■ The problem
Where does the string "objektív" appear? Copy every line of the entries below that holds it.

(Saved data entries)
>> BEGIN
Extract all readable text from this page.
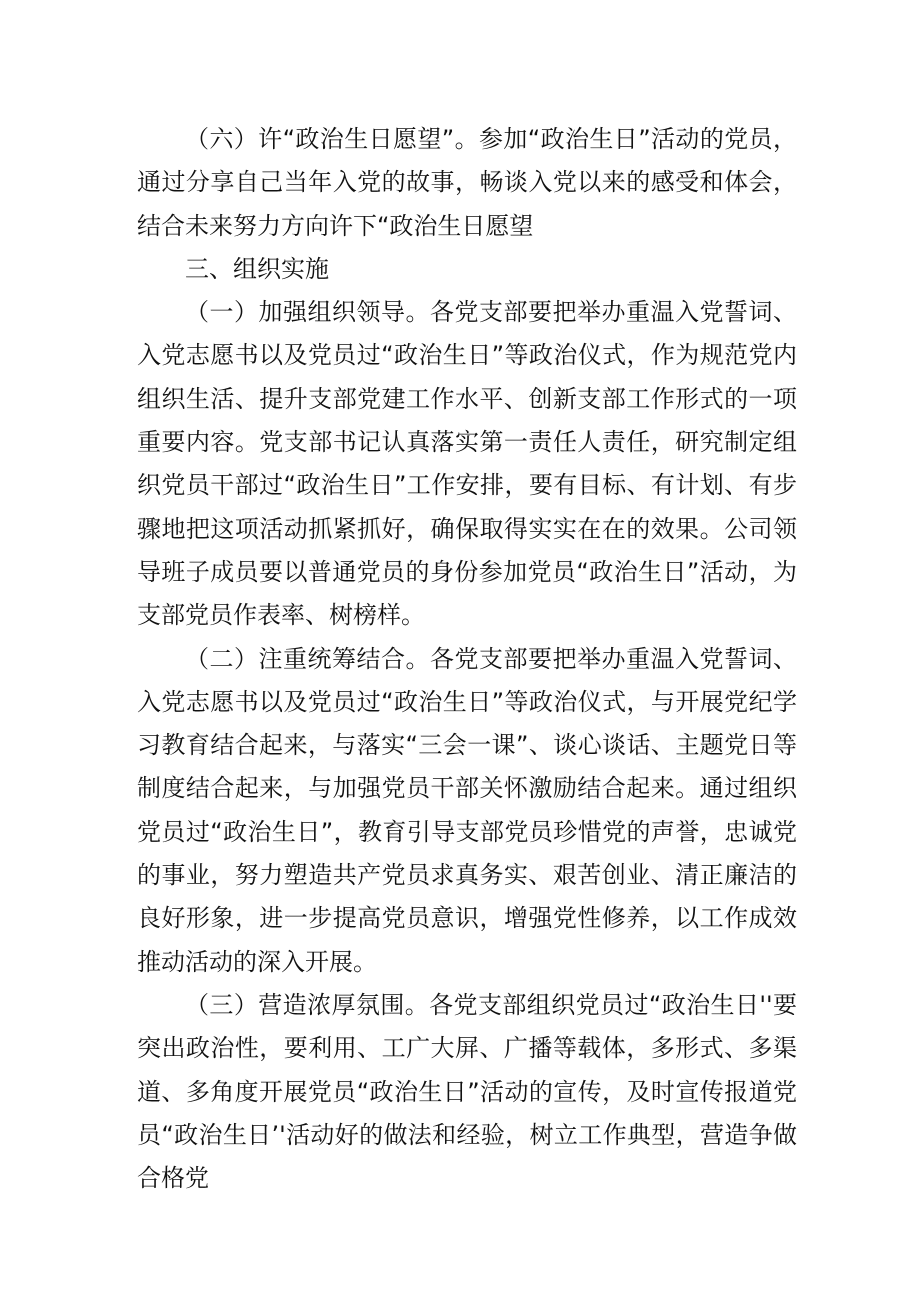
（六）许“政治生日愿望”。参加“政治生日”活动的党员，通过分享自己当年入党的故事，畅谈入党以来的感受和体会，结合未来努力方向许下“政治生日愿望

三、组织实施

（一）加强组织领导。各党支部要把举办重温入党誓词、入党志愿书以及党员过“政治生日”等政治仪式，作为规范党内组织生活、提升支部党建工作水平、创新支部工作形式的一项重要内容。党支部书记认真落实第一责任人责任，研究制定组织党员干部过“政治生日”工作安排，要有目标、有计划、有步骤地把这项活动抓紧抓好，确保取得实实在在的效果。公司领导班子成员要以普通党员的身份参加党员“政治生日”活动，为支部党员作表率、树榜样。

（二）注重统筹结合。各党支部要把举办重温入党誓词、入党志愿书以及党员过“政治生日”等政治仪式，与开展党纪学习教育结合起来，与落实“三会一课”、谈心谈话、主题党日等制度结合起来，与加强党员干部关怀激励结合起来。通过组织党员过“政治生日”，教育引导支部党员珍惜党的声誉，忠诚党的事业，努力塑造共产党员求真务实、艰苦创业、清正廉洁的良好形象，进一步提高党员意识，增强党性修养，以工作成效推动活动的深入开展。

（三）营造浓厚氛围。各党支部组织党员过“政治生日''要突出政治性，要利用、工广大屏、广播等载体，多形式、多渠道、多角度开展党员“政治生日”活动的宣传，及时宣传报道党员“政治生日’'活动好的做法和经验，树立工作典型，营造争做合格党
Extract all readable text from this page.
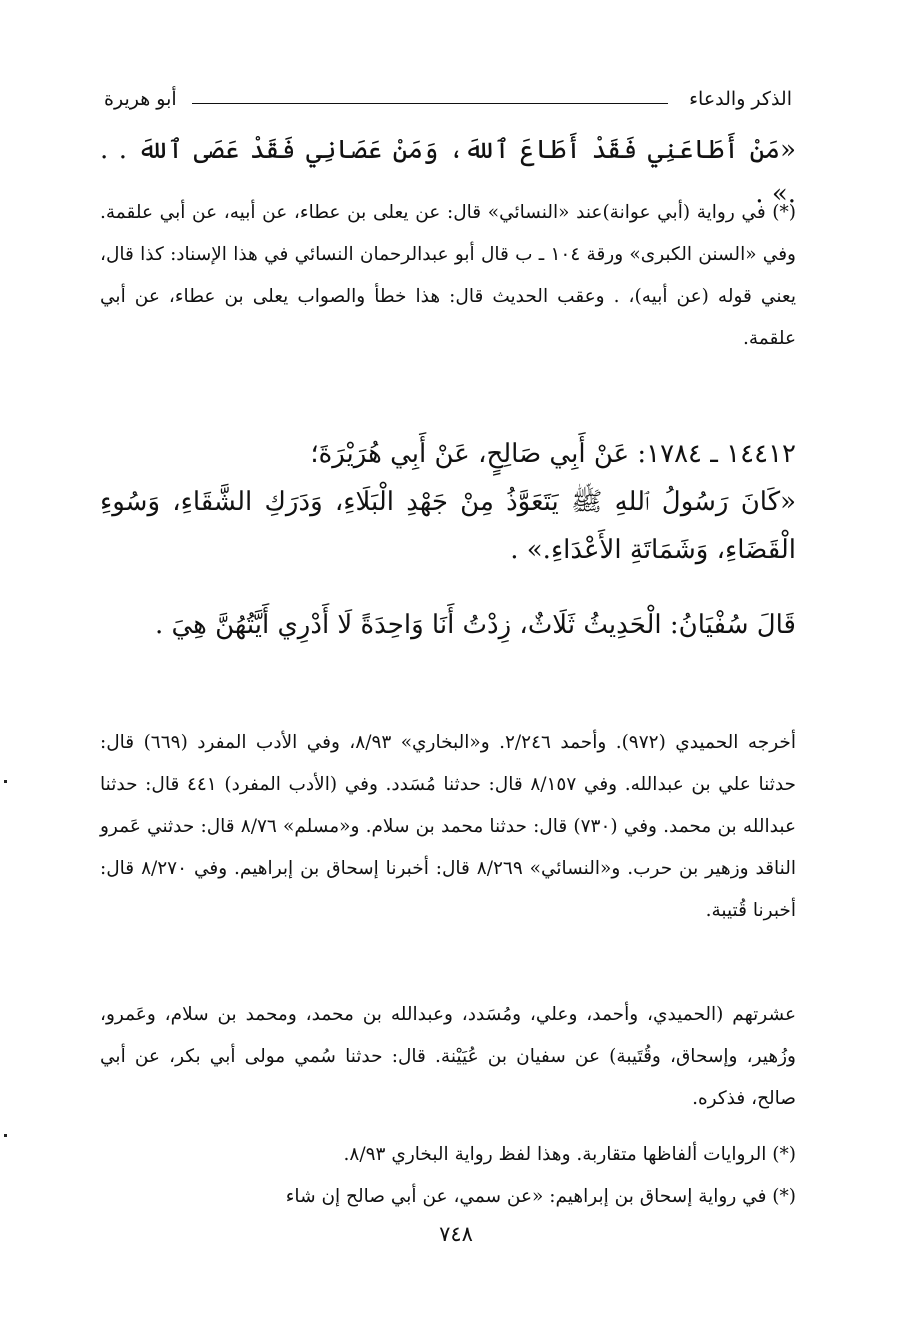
الذكر والدعاء
أبو هريرة

«مَنْ أَطَاعَنِي فَقَدْ أَطَاعَ ٱللهَ، وَمَنْ عَصَانِي فَقَدْ عَصَى ٱللهَ . . .» .

(*) في رواية (أبي عوانة)عند «النسائي» قال: عن يعلى بن عطاء، عن أبيه، عن أبي علقمة. وفي «السنن الكبرى» ورقة ١٠٤ ـ ب قال أبو عبدالرحمان النسائي في هذا الإسناد: كذا قال، يعني قوله (عن أبيه)، . وعقب الحديث قال: هذا خطأ والصواب يعلى بن عطاء، عن أبي علقمة.

١٤٤١٢ ـ ١٧٨٤: عَنْ أَبِي صَالِحٍ، عَنْ أَبِي هُرَيْرَةَ؛

«كَانَ رَسُولُ ٱللهِ ﷺ يَتَعَوَّذُ مِنْ جَهْدِ الْبَلَاءِ، وَدَرَكِ الشَّقَاءِ، وَسُوءِ الْقَضَاءِ، وَشَمَاتَةِ الأَعْدَاءِ.» .

قَالَ سُفْيَانُ: الْحَدِيثُ ثَلَاثٌ، زِدْتُ أَنَا وَاحِدَةً لَا أَدْرِي أَيَّتُهُنَّ هِيَ .

أخرجه الحميدي (٩٧٢). وأحمد ٢/٢٤٦. و«البخاري» ٨/٩٣، وفي الأدب المفرد (٦٦٩) قال: حدثنا علي بن عبدالله. وفي ٨/١٥٧ قال: حدثنا مُسَدد. وفي (الأدب المفرد) ٤٤١ قال: حدثنا عبدالله بن محمد. وفي (٧٣٠) قال: حدثنا محمد بن سلام. و«مسلم» ٨/٧٦ قال: حدثني عَمرو الناقد وزهير بن حرب. و«النسائي» ٨/٢٦٩ قال: أخبرنا إسحاق بن إبراهيم. وفي ٨/٢٧٠ قال: أخبرنا قُتيبة.

عشرتهم (الحميدي، وأحمد، وعلي، ومُسَدد، وعبدالله بن محمد، ومحمد بن سلام، وعَمرو، وزُهير، وإسحاق، وقُتَيبة) عن سفيان بن عُيَيْنة. قال: حدثنا سُمي مولى أبي بكر، عن أبي صالح، فذكره.

(*) الروايات ألفاظها متقاربة. وهذا لفظ رواية البخاري ٨/٩٣.

(*) في رواية إسحاق بن إبراهيم: «عن سمي، عن أبي صالح إن شاء

٧٤٨
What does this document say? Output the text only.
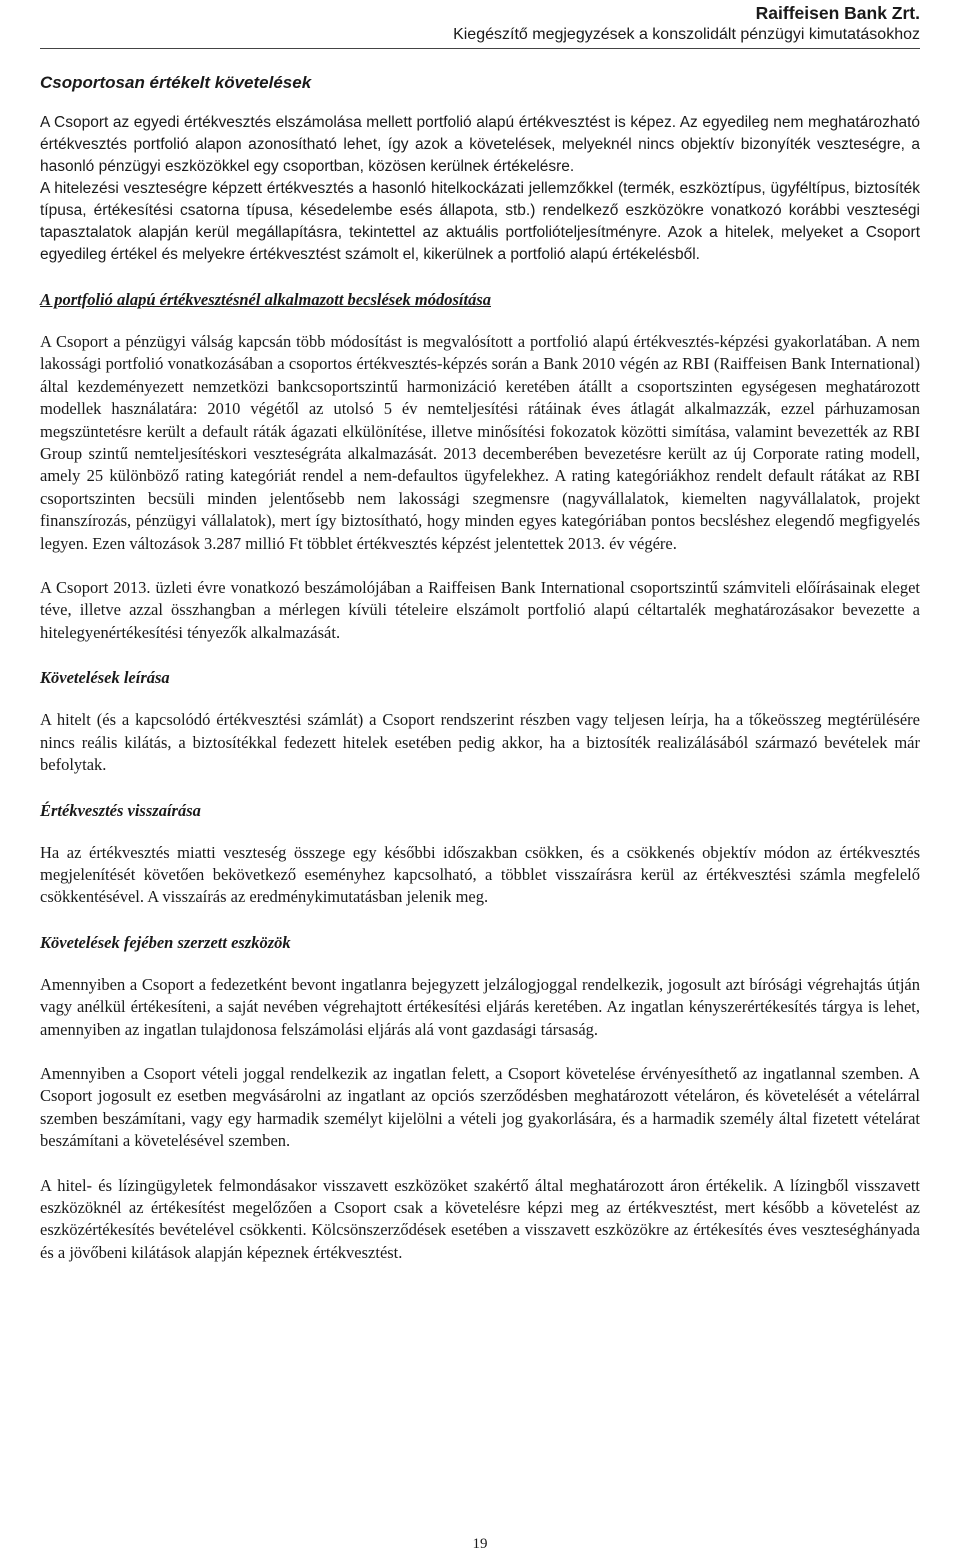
Raiffeisen Bank Zrt.
Kiegészítő megjegyzések a konszolidált pénzügyi kimutatásokhoz
Csoportosan értékelt követelések

A Csoport az egyedi értékvesztés elszámolása mellett portfolió alapú értékvesztést is képez. Az egyedileg nem meghatározható értékvesztés portfolió alapon azonosítható lehet, így azok a követelések, melyeknél nincs objektív bizonyíték veszteségre, a hasonló pénzügyi eszközökkel egy csoportban, közösen kerülnek értékelésre.

A hitelezési veszteségre képzett értékvesztés a hasonló hitelkockázati jellemzőkkel (termék, eszköztípus, ügyféltípus, biztosíték típusa, értékesítési csatorna típusa, késedelembe esés állapota, stb.) rendelkező eszközökre vonatkozó korábbi veszteségi tapasztalatok alapján kerül megállapításra, tekintettel az aktuális portfolióteljesítményre. Azok a hitelek, melyeket a Csoport egyedileg értékel és melyekre értékvesztést számolt el, kikerülnek a portfolió alapú értékelésből.

A portfolió alapú értékvesztésnél alkalmazott becslések módosítása

A Csoport a pénzügyi válság kapcsán több módosítást is megvalósított a portfolió alapú értékvesztés-képzési gyakorlatában. A nem lakossági portfolió vonatkozásában a csoportos értékvesztés-képzés során a Bank 2010 végén az RBI (Raiffeisen Bank International) által kezdeményezett nemzetközi bankcsoportszintű harmonizáció keretében átállt a csoportszinten egységesen meghatározott modellek használatára: 2010 végétől az utolsó 5 év nemteljesítési rátáinak éves átlagát alkalmazzák, ezzel párhuzamosan megszüntetésre került a default ráták ágazati elkülönítése, illetve minősítési fokozatok közötti simítása, valamint bevezették az RBI Group szintű nemteljesítéskori veszteségráta alkalmazását. 2013 decemberében bevezetésre került az új Corporate rating modell, amely 25 különböző rating kategóriát rendel a nem-defaultos ügyfelekhez. A rating kategóriákhoz rendelt default rátákat az RBI csoportszinten becsüli minden jelentősebb nem lakossági szegmensre (nagyvállalatok, kiemelten nagyvállalatok, projekt finanszírozás, pénzügyi vállalatok), mert így biztosítható, hogy minden egyes kategóriában pontos becsléshez elegendő megfigyelés legyen. Ezen változások 3.287 millió Ft többlet értékvesztés képzést jelentettek 2013. év végére.

A Csoport 2013. üzleti évre vonatkozó beszámolójában a Raiffeisen Bank International csoportszintű számviteli előírásainak eleget téve, illetve azzal összhangban a mérlegen kívüli tételeire elszámolt portfolió alapú céltartalék meghatározásakor bevezette a hitelegyenértékesítési tényezők alkalmazását.

Követelések leírása

A hitelt (és a kapcsolódó értékvesztési számlát) a Csoport rendszerint részben vagy teljesen leírja, ha a tőkeösszeg megtérülésére nincs reális kilátás, a biztosítékkal fedezett hitelek esetében pedig akkor, ha a biztosíték realizálásából származó bevételek már befolytak.

Értékvesztés visszaírása

Ha az értékvesztés miatti veszteség összege egy későbbi időszakban csökken, és a csökkenés objektív módon az értékvesztés megjelenítését követően bekövetkező eseményhez kapcsolható, a többlet visszaírásra kerül az értékvesztési számla megfelelő csökkentésével. A visszaírás az eredménykimutatásban jelenik meg.

Követelések fejében szerzett eszközök

Amennyiben a Csoport a fedezetként bevont ingatlanra bejegyzett jelzálogjoggal rendelkezik, jogosult azt bírósági végrehajtás útján vagy anélkül értékesíteni, a saját nevében végrehajtott értékesítési eljárás keretében. Az ingatlan kényszerértékesítés tárgya is lehet, amennyiben az ingatlan tulajdonosa felszámolási eljárás alá vont gazdasági társaság.

Amennyiben a Csoport vételi joggal rendelkezik az ingatlan felett, a Csoport követelése érvényesíthető az ingatlannal szemben. A Csoport jogosult ez esetben megvásárolni az ingatlant az opciós szerződésben meghatározott vételáron, és követelését a vételárral szemben beszámítani, vagy egy harmadik személyt kijelölni a vételi jog gyakorlására, és a harmadik személy által fizetett vételárat beszámítani a követelésével szemben.

A hitel- és lízingügyletek felmondásakor visszavett eszközöket szakértő által meghatározott áron értékelik. A lízingből visszavett eszközöknél az értékesítést megelőzően a Csoport csak a követelésre képzi meg az értékvesztést, mert később a követelést az eszközértékesítés bevételével csökkenti. Kölcsönszerződések esetében a visszavett eszközökre az értékesítés éves veszteséghányada és a jövőbeni kilátások alapján képeznek értékvesztést.

19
>> END
■ Problem solution
A Csoport az egyedi értékvesztés elszámolása mellett portfolió alapú értékvesztést is képez. Az egyedileg nem meghatározható értékvesztés portfolió alapon azonosítható lehet, így azok a követelések, melyeknél nincs objektív bizonyíték veszteségre, a hasonló pénzügyi eszközökkel egy csoportban, közösen kerülnek értékelésre.
Ha az értékvesztés miatti veszteség összege egy későbbi időszakban csökken, és a csökkenés objektív módon az értékvesztés megjelenítését követően bekövetkező eseményhez kapcsolható, a többlet visszaírásra kerül az értékvesztési számla megfelelő csökkentésével. A visszaírás az eredménykimutatásban jelenik meg.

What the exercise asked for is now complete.